--- BEGIN ---

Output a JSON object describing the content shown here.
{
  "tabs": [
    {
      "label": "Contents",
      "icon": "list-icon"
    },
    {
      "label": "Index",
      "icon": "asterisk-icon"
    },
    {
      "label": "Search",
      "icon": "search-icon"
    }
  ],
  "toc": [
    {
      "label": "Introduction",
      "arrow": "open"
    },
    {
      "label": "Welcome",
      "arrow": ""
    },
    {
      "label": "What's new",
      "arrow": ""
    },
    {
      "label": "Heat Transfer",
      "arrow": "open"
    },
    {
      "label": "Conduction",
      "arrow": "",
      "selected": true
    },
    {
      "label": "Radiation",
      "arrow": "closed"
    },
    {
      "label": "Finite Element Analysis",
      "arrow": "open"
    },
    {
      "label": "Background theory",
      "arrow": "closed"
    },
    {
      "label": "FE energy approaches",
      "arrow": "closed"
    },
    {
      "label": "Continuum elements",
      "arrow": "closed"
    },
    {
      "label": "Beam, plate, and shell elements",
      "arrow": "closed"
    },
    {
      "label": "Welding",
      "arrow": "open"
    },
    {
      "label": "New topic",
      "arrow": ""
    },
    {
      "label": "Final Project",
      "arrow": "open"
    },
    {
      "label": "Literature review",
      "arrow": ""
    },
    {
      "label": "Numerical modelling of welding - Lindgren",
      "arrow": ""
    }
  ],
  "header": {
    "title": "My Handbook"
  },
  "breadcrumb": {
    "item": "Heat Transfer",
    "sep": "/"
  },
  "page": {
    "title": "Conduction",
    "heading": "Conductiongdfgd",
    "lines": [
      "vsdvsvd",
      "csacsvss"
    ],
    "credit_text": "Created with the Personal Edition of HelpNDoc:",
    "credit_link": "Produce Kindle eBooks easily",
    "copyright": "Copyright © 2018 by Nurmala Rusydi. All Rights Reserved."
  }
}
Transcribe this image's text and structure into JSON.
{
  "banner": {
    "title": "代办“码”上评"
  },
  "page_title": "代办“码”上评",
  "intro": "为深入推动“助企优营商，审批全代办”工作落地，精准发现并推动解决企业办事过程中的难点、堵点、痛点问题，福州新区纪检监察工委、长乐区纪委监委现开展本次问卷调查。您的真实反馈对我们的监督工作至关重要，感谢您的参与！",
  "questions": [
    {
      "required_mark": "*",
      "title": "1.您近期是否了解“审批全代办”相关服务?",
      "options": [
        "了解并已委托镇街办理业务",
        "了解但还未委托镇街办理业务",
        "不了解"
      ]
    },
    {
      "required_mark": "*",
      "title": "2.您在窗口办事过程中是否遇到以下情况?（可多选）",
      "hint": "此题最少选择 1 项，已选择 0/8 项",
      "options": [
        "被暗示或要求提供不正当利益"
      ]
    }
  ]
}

--- END ---

WHAT YOU NEED TO DO
Look through the material above and pick out each line holding the word "Transfer".

RESULT OF THE TASK
      "label": "Heat Transfer",
    "item": "Heat Transfer",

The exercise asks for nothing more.